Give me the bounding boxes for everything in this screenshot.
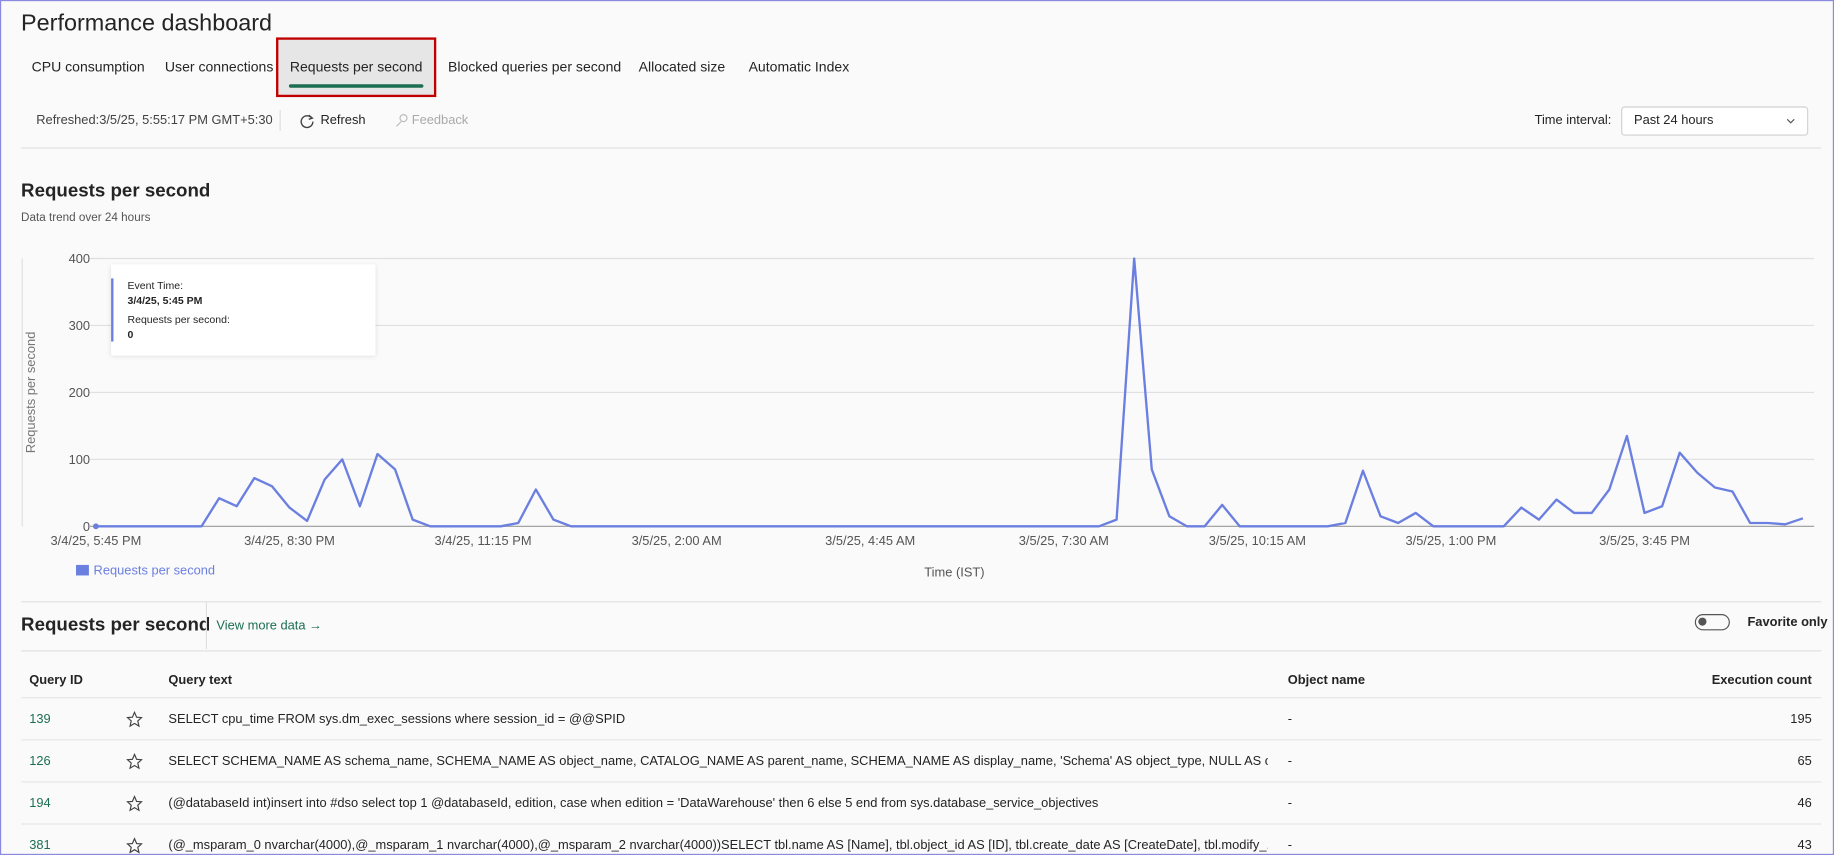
star-shape bbox=[126, 711, 143, 728]
x-tick-label: 3/4/25, 5:45 PM bbox=[51, 533, 142, 548]
legend-swatch bbox=[76, 564, 89, 576]
cell: - bbox=[1287, 796, 1293, 811]
favorite-star[interactable] bbox=[126, 837, 143, 854]
query-id-link[interactable]: 139 bbox=[29, 712, 51, 727]
query-id-link[interactable]: 194 bbox=[29, 796, 51, 811]
cell: - bbox=[1287, 712, 1293, 727]
legend-label: Requests per second bbox=[94, 562, 216, 577]
y-tick-label: 0 bbox=[83, 519, 90, 534]
x-tick-label: 3/5/25, 10:15 AM bbox=[1209, 533, 1306, 548]
table-header: Query ID Query text Object name Execution c… bbox=[21, 660, 1821, 702]
tab[interactable]: Automatic Index bbox=[748, 58, 850, 75]
cell: - bbox=[1287, 754, 1293, 769]
feedback-button[interactable]: Feedback bbox=[411, 113, 469, 128]
time-interval-label: Time interval: bbox=[1534, 113, 1612, 128]
favorite-star[interactable] bbox=[126, 711, 143, 728]
divider bbox=[21, 147, 1822, 149]
tab[interactable]: CPU consumption bbox=[31, 58, 145, 75]
cell: 195 bbox=[1790, 712, 1812, 727]
x-tick-label: 3/5/25, 2:00 AM bbox=[632, 533, 722, 548]
time-interval-value: Past 24 hours bbox=[1633, 113, 1714, 128]
y-tick-label: 200 bbox=[69, 385, 90, 400]
separator bbox=[279, 109, 281, 131]
y-tick-label: 100 bbox=[69, 452, 90, 467]
query-id-link[interactable]: 381 bbox=[29, 838, 51, 853]
y-tick-label: 300 bbox=[69, 318, 90, 333]
view-more-link[interactable]: View more data → bbox=[216, 618, 322, 633]
cell: SELECT cpu_time FROM sys.dm_exec_session… bbox=[168, 712, 626, 727]
cell: 46 bbox=[1797, 796, 1812, 811]
x-axis-title: Time (IST) bbox=[924, 565, 984, 580]
favorite-toggle[interactable] bbox=[1694, 614, 1730, 631]
cell: - bbox=[1287, 838, 1293, 853]
favorite-label: Favorite only bbox=[1747, 615, 1828, 630]
y-tick-label: 400 bbox=[69, 251, 90, 266]
table-title: Requests per second bbox=[21, 615, 211, 636]
hover-point bbox=[92, 523, 99, 530]
cell: SELECT SCHEMA_NAME AS schema_name, SCHEM… bbox=[168, 754, 1268, 769]
divider bbox=[21, 601, 1822, 603]
favorite-star[interactable] bbox=[126, 795, 143, 812]
page-title: Performance dashboard bbox=[21, 10, 273, 37]
tooltip: Event Time: 3/4/25, 5:45 PM Requests per… bbox=[111, 264, 376, 356]
tab[interactable]: Requests per second bbox=[276, 37, 437, 98]
chart-title: Requests per second bbox=[21, 181, 211, 202]
chart-subtitle: Data trend over 24 hours bbox=[21, 211, 151, 225]
refreshed-time: Refreshed:3/5/25, 5:55:17 PM GMT+5:30 bbox=[36, 113, 273, 128]
x-tick-label: 3/5/25, 1:00 PM bbox=[1406, 533, 1497, 548]
star-shape bbox=[126, 753, 143, 770]
tab[interactable]: User connections bbox=[164, 58, 274, 75]
refresh-icon bbox=[300, 114, 314, 129]
x-tick-label: 3/5/25, 3:45 PM bbox=[1599, 533, 1690, 548]
column-header: Query text bbox=[168, 673, 233, 688]
tooltip-time-label: Event Time: bbox=[127, 279, 184, 292]
time-interval-dropdown[interactable]: Past 24 hours bbox=[1621, 106, 1809, 136]
favorite-star[interactable] bbox=[126, 753, 143, 770]
cell: (@databaseId int)insert into #dso select… bbox=[168, 796, 1099, 811]
tab[interactable]: Allocated size bbox=[638, 58, 726, 75]
column-header: Execution count bbox=[1711, 673, 1812, 688]
tooltip-value-label: Requests per second: bbox=[127, 313, 230, 326]
toggle-knob bbox=[1698, 617, 1707, 626]
table-row: 381 (@_msparam_0 nvarchar(4000),@_msparam… bbox=[21, 823, 1822, 854]
tooltip-accent bbox=[111, 278, 114, 342]
divider bbox=[21, 650, 1822, 652]
view-more-text: View more data bbox=[216, 618, 306, 633]
separator bbox=[205, 602, 208, 650]
line-series bbox=[95, 257, 1804, 528]
tooltip-value: 0 bbox=[127, 328, 134, 341]
table-row: 139 SELECT cpu_time FROM sys.dm_exec_sess… bbox=[21, 697, 1822, 740]
x-tick-label: 3/4/25, 11:15 PM bbox=[435, 533, 532, 548]
tab[interactable]: Blocked queries per second bbox=[447, 58, 622, 75]
query-id-link[interactable]: 126 bbox=[29, 754, 51, 769]
x-tick-label: 3/5/25, 4:45 AM bbox=[825, 533, 915, 548]
star-shape bbox=[126, 837, 143, 854]
chart: 0 100 200 300 400 3/4/25, 5:45 PM 3/4/25, 8:30… bbox=[21, 251, 1815, 580]
tooltip-time: 3/4/25, 5:45 PM bbox=[127, 294, 203, 307]
feedback-icon bbox=[396, 114, 408, 127]
x-tick-label: 3/5/25, 7:30 AM bbox=[1019, 533, 1109, 548]
table-row: 126 SELECT SCHEMA_NAME AS schema_name, SC… bbox=[21, 739, 1822, 782]
cell: 65 bbox=[1797, 754, 1812, 769]
chevron bbox=[1786, 118, 1795, 124]
table-row: 194 (@databaseId int)insert into #dso sel… bbox=[21, 781, 1822, 824]
cell: (@_msparam_0 nvarchar(4000),@_msparam_1 … bbox=[168, 838, 1268, 853]
refresh-button[interactable]: Refresh bbox=[320, 113, 366, 128]
column-header: Object name bbox=[1287, 673, 1366, 688]
cell: 43 bbox=[1797, 838, 1812, 853]
x-tick-label: 3/4/25, 8:30 PM bbox=[244, 533, 335, 548]
y-axis-title: Requests per second bbox=[23, 332, 38, 454]
column-header: Query ID bbox=[29, 673, 83, 688]
star-shape bbox=[126, 795, 143, 812]
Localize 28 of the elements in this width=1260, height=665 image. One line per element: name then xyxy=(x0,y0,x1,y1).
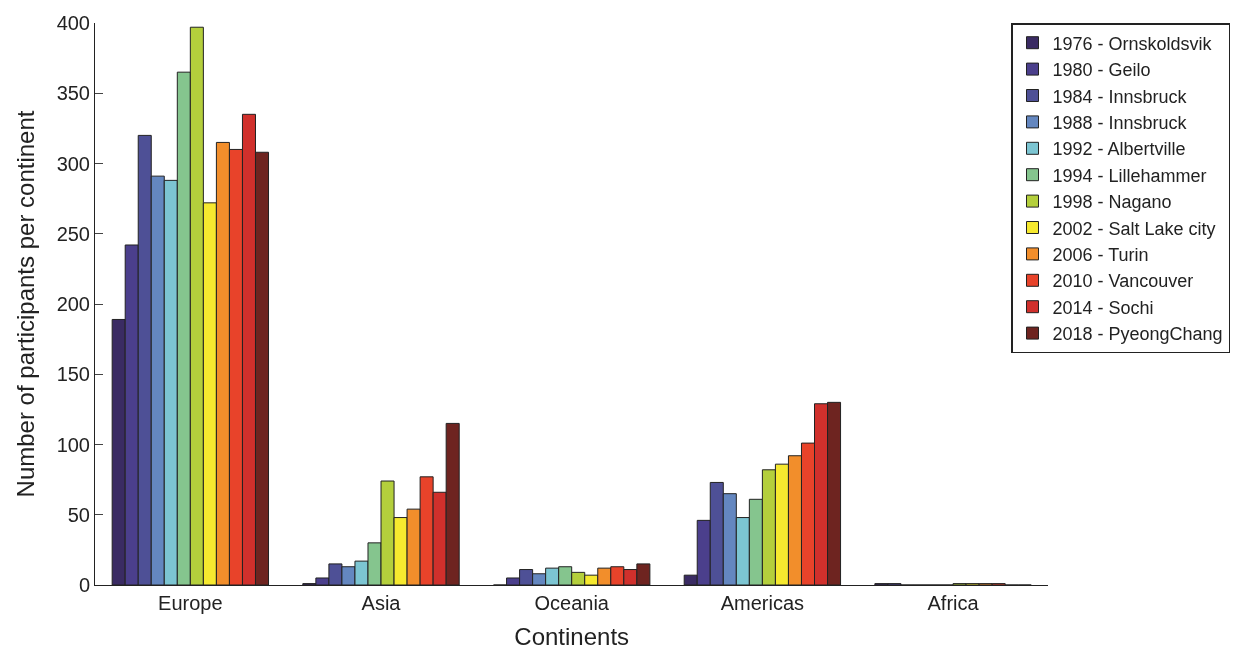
x-tick-label: Asia xyxy=(361,592,402,614)
y-tick-label: 250 xyxy=(56,222,90,245)
y-tick-label: 100 xyxy=(56,433,90,456)
x-axis-title: Continents xyxy=(514,623,630,651)
y-tick-label: 0 xyxy=(78,574,90,596)
legend-label: 1992 - Albertville xyxy=(1052,139,1186,160)
y-tick-label: 50 xyxy=(67,503,90,526)
y-tick-label: 350 xyxy=(56,82,90,105)
x-tick-label: Americas xyxy=(720,592,805,614)
legend-label: 1984 - Innsbruck xyxy=(1052,86,1188,107)
y-tick-label: 300 xyxy=(56,152,90,175)
y-tick-label: 200 xyxy=(56,293,90,315)
legend-label: 1976 - Ornskoldsvik xyxy=(1052,33,1213,54)
x-tick-label: Oceania xyxy=(534,592,610,614)
legend-label: 1980 - Geilo xyxy=(1052,60,1151,81)
y-axis-title: Number of participants per continent xyxy=(11,110,39,498)
legend-label: 2002 - Salt Lake city xyxy=(1052,218,1216,239)
y-tick-label: 400 xyxy=(56,12,90,34)
legend-label: 1988 - Innsbruck xyxy=(1052,112,1188,133)
x-tick-label: Africa xyxy=(927,592,980,614)
legend-label: 2010 - Vancouver xyxy=(1052,271,1194,292)
legend-label: 1994 - Lillehammer xyxy=(1052,165,1207,186)
legend-label: 1998 - Nagano xyxy=(1052,192,1172,213)
legend-label: 2006 - Turin xyxy=(1052,244,1149,265)
legend-label: 2014 - Sochi xyxy=(1052,297,1154,318)
x-tick-label: Europe xyxy=(158,592,223,614)
legend-label: 2018 - PyeongChang xyxy=(1052,324,1223,345)
y-tick-label: 150 xyxy=(56,363,90,386)
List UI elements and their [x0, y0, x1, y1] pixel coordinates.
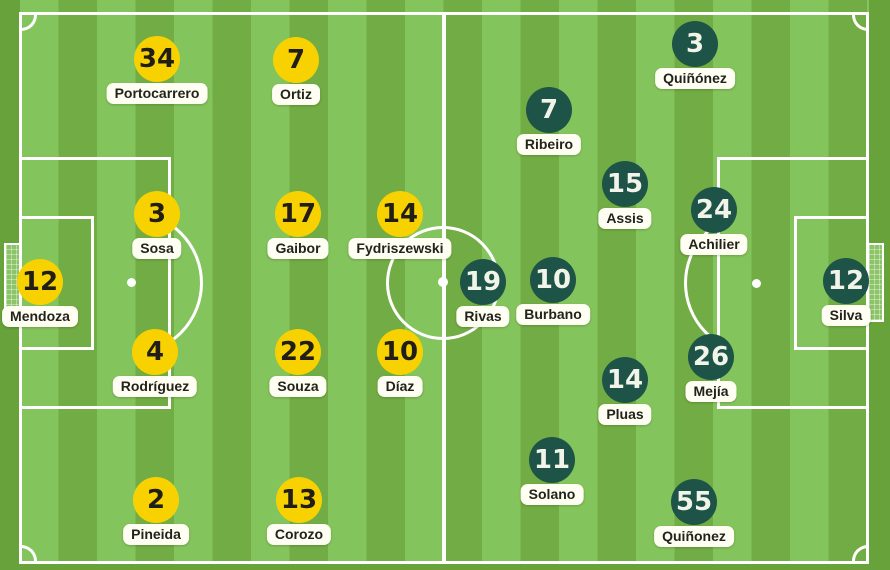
player-number-circle: 13: [276, 477, 322, 523]
player-name-label: Pineida: [123, 524, 189, 545]
player-name-label: Ortiz: [272, 84, 320, 105]
player-name-label: Achilier: [680, 234, 748, 255]
penalty-spot-left: [127, 278, 136, 287]
player-number-circle: 12: [17, 259, 63, 305]
player-name-label: Quiñónez: [655, 68, 735, 89]
player-number-circle: 14: [602, 357, 648, 403]
penalty-arc-left: [171, 210, 205, 356]
player-number-circle: 22: [275, 329, 321, 375]
player-name-label: Mendoza: [2, 306, 78, 327]
player-number-circle: 10: [377, 329, 423, 375]
player-name-label: Fydriszewski: [348, 238, 452, 259]
player-name-label: Ribeiro: [516, 134, 582, 155]
center-spot: [438, 277, 448, 287]
player-number-circle: 14: [377, 191, 423, 237]
player-name-label: Mejía: [685, 381, 737, 402]
player-number-circle: 24: [691, 187, 737, 233]
player-number-circle: 19: [460, 259, 506, 305]
player-name-label: Silva: [821, 305, 871, 326]
penalty-arc-left-curve: [171, 211, 203, 355]
player-name-label: Gaibor: [267, 238, 329, 259]
player-name-label: Assis: [598, 208, 652, 229]
player-name-label: Solano: [520, 484, 584, 505]
player-number-circle: 12: [823, 258, 869, 304]
player-number-circle: 7: [273, 37, 319, 83]
player-number-circle: 3: [672, 21, 718, 67]
player-name-label: Pluas: [598, 404, 652, 425]
player-name-label: Portocarrero: [106, 83, 208, 104]
player-number-circle: 4: [132, 329, 178, 375]
player-name-label: Rodríguez: [112, 376, 198, 397]
player-number-circle: 3: [134, 191, 180, 237]
player-name-label: Sosa: [132, 238, 182, 259]
player-number-circle: 2: [133, 477, 179, 523]
player-number-circle: 15: [602, 161, 648, 207]
player-number-circle: 55: [671, 479, 717, 525]
penalty-spot-right: [752, 279, 761, 288]
player-name-label: Burbano: [516, 304, 590, 325]
player-name-label: Díaz: [377, 376, 423, 397]
player-name-label: Souza: [269, 376, 327, 397]
player-number-circle: 17: [275, 191, 321, 237]
player-name-label: Quiñonez: [654, 526, 734, 547]
player-number-circle: 26: [688, 334, 734, 380]
player-number-circle: 7: [526, 87, 572, 133]
player-name-label: Corozo: [266, 524, 332, 545]
goal-net-left: [4, 243, 21, 322]
player-name-label: Rivas: [456, 306, 510, 327]
player-number-circle: 10: [530, 257, 576, 303]
pitch-margin-bottom: [0, 564, 890, 570]
corner-arc-bottom-right: [852, 545, 868, 561]
player-number-circle: 11: [529, 437, 575, 483]
player-number-circle: 34: [134, 36, 180, 82]
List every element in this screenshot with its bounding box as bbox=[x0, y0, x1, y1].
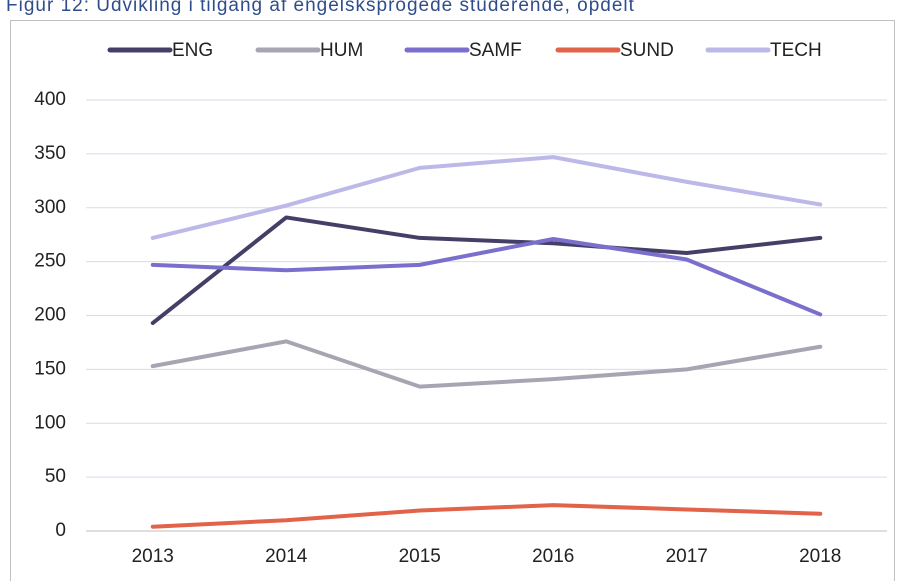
series-line bbox=[150, 215, 823, 326]
y-tick-label: 200 bbox=[34, 305, 66, 326]
x-tick-label: 2013 bbox=[132, 546, 174, 567]
x-tick-label: 2015 bbox=[399, 546, 441, 567]
x-tick-label: 2017 bbox=[666, 546, 708, 567]
chart-title: Figur 12: Udvikling i tilgang af engelsk… bbox=[6, 0, 635, 16]
series-line bbox=[150, 503, 823, 529]
x-tick-label: 2018 bbox=[799, 546, 841, 567]
y-tick-label: 150 bbox=[34, 358, 66, 379]
legend-label: HUM bbox=[320, 40, 363, 61]
y-tick-label: 50 bbox=[45, 466, 66, 487]
legend-label: SUND bbox=[620, 40, 674, 61]
y-tick-label: 400 bbox=[34, 89, 66, 110]
x-tick-label: 2016 bbox=[532, 546, 574, 567]
series-line bbox=[150, 236, 823, 317]
y-tick-label: 0 bbox=[55, 520, 66, 541]
y-tick-label: 250 bbox=[34, 251, 66, 272]
series-line bbox=[150, 155, 823, 240]
legend-label: ENG bbox=[172, 40, 213, 61]
legend-label: TECH bbox=[770, 40, 822, 61]
y-tick-label: 100 bbox=[34, 412, 66, 433]
series-line bbox=[150, 339, 823, 389]
legend-label: SAMF bbox=[469, 40, 522, 61]
y-tick-label: 350 bbox=[34, 143, 66, 164]
y-tick-label: 300 bbox=[34, 197, 66, 218]
x-tick-label: 2014 bbox=[265, 546, 308, 567]
chart-frame bbox=[10, 20, 895, 581]
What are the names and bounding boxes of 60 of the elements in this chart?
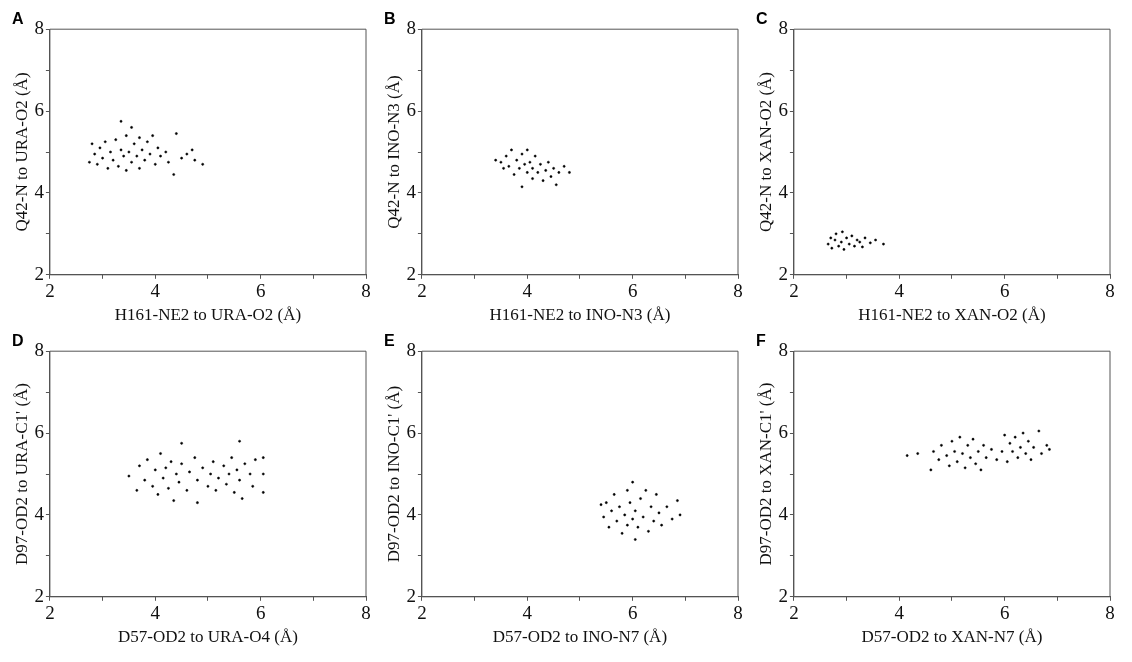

* **Given request**: In the entries above, take the lines from the one containing "x-tick-label: Asia xyxy=(361,592,402,614)" down to and including the one containing "List UI elements", and set them out as a numbered list with any blank lines omitted.

* **Solution for this task**:
1. x-tick-label: Asia xyxy=(361,592,402,614)
2. y-tick-label: 250 xyxy=(56,222,90,245)
3. y-tick-label: 100 xyxy=(56,433,90,456)
4. x-axis-title: Continents xyxy=(514,623,630,651)
5. y-tick-label: 0 xyxy=(78,574,90,596)
6. legend-label: 1992 - Albertville xyxy=(1052,139,1186,160)
7. y-tick-label: 50 xyxy=(67,503,90,526)
8. y-tick-label: 350 xyxy=(56,82,90,105)
9. x-tick-label: Americas xyxy=(720,592,805,614)
10. legend-label: 1984 - Innsbruck xyxy=(1052,86,1188,107)
11. y-tick-label: 300 xyxy=(56,152,90,175)
12. y-tick-label: 200 xyxy=(56,293,90,315)
13. legend-label: 1976 - Ornskoldsvik xyxy=(1052,33,1213,54)
14. x-tick-label: Oceania xyxy=(534,592,610,614)
15. legend-label: 1980 - Geilo xyxy=(1052,60,1151,81)
16. y-axis-title: Number of participants per continent xyxy=(11,110,39,498)
17. legend-label: 2002 - Salt Lake city xyxy=(1052,218,1216,239)
18. y-tick-label: 400 xyxy=(56,12,90,34)
19. legend-label: 1988 - Innsbruck xyxy=(1052,112,1188,133)
20. x-tick-label: Africa xyxy=(927,592,980,614)
21. legend-label: 2010 - Vancouver xyxy=(1052,271,1194,292)
22. legend-label: 1994 - Lillehammer xyxy=(1052,165,1207,186)
23. legend-label: 1998 - Nagano xyxy=(1052,192,1172,213)
24. legend-label: 2006 - Turin xyxy=(1052,244,1149,265)
25. legend-label: 2014 - Sochi xyxy=(1052,297,1154,318)
26. x-tick-label: Europe xyxy=(158,592,223,614)
27. legend-label: 2018 - PyeongChang xyxy=(1052,324,1223,345)
28. y-tick-label: 150 xyxy=(56,363,90,386)
29. List UI elements and their [x0, y0, x1, y1] pixel coordinates.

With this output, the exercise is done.